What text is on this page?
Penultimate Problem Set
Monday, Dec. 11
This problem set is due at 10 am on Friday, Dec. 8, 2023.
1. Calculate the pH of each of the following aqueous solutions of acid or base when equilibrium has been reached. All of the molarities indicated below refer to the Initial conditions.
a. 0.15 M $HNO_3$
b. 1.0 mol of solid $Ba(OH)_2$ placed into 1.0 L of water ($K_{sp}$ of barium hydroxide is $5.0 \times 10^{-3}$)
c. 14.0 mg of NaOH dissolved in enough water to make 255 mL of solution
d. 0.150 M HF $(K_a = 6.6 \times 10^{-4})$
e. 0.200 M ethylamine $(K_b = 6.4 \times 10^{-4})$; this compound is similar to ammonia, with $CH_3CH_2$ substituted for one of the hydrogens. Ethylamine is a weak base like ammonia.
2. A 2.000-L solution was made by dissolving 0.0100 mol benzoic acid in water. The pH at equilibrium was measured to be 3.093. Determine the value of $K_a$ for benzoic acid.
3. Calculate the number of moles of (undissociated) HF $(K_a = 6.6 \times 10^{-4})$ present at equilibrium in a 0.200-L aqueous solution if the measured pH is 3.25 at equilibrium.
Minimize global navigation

::::::::

Select all lines with the word "equilibrium" from the entries above.

EXERCISE SOLUTION.
1. Calculate the pH of each of the following aqueous solutions of acid or base when equilibrium has been reached. All of the molarities indicated below refer to the Initial conditions.
2. A 2.000-L solution was made by dissolving 0.0100 mol benzoic acid in water. The pH at equilibrium was measured to be 3.093. Determine the value of $K_a$ for benzoic acid.
3. Calculate the number of moles of (undissociated) HF $(K_a = 6.6 \times 10^{-4})$ present at equilibrium in a 0.200-L aqueous solution if the measured pH is 3.25 at equilibrium.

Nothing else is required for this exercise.